DESCRIPTION OF THE TASK → The listing below is the input. Say how many of its lines contain "were", giving the number alone.

THE INPUT →

################

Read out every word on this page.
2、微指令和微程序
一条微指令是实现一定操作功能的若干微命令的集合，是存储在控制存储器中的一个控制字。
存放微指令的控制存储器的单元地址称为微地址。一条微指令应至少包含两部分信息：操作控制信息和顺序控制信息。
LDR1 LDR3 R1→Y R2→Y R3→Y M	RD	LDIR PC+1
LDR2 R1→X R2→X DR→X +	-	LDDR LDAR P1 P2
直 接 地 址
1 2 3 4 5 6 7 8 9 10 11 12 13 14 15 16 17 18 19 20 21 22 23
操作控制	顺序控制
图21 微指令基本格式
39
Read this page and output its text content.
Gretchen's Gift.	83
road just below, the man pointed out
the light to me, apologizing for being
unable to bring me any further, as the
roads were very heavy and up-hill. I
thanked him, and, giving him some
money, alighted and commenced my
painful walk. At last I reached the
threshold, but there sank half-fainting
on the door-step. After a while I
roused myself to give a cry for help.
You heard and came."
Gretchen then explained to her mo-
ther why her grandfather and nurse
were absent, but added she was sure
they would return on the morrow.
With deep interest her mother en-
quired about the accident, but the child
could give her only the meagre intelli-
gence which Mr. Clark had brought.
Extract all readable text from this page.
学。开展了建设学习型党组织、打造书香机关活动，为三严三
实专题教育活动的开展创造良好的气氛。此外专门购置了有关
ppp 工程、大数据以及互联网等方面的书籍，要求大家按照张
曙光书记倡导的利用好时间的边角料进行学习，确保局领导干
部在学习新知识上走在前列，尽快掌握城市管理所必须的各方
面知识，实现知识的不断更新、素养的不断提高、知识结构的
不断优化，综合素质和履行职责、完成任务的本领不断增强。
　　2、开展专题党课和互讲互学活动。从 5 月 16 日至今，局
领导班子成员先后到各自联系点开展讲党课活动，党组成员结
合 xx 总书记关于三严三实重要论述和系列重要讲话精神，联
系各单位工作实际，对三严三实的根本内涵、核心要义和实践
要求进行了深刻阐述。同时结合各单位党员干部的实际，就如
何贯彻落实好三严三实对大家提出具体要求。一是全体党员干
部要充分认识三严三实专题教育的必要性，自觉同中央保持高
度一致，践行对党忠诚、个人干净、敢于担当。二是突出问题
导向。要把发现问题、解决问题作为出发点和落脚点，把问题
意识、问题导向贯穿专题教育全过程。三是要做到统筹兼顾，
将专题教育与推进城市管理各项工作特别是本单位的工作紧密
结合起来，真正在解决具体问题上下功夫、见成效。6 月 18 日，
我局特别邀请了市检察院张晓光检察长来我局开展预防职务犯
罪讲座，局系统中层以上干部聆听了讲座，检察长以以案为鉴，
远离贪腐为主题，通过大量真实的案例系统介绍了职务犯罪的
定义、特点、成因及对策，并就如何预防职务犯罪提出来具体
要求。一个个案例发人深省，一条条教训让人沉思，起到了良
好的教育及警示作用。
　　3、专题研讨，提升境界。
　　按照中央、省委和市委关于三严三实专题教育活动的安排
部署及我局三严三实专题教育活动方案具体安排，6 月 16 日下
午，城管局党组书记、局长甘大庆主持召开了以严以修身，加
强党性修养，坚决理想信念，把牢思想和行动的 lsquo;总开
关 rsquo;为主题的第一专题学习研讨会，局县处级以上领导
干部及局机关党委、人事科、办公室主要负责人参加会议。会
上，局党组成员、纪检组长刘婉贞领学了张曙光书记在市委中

################

EXPECTED ANSWER → 2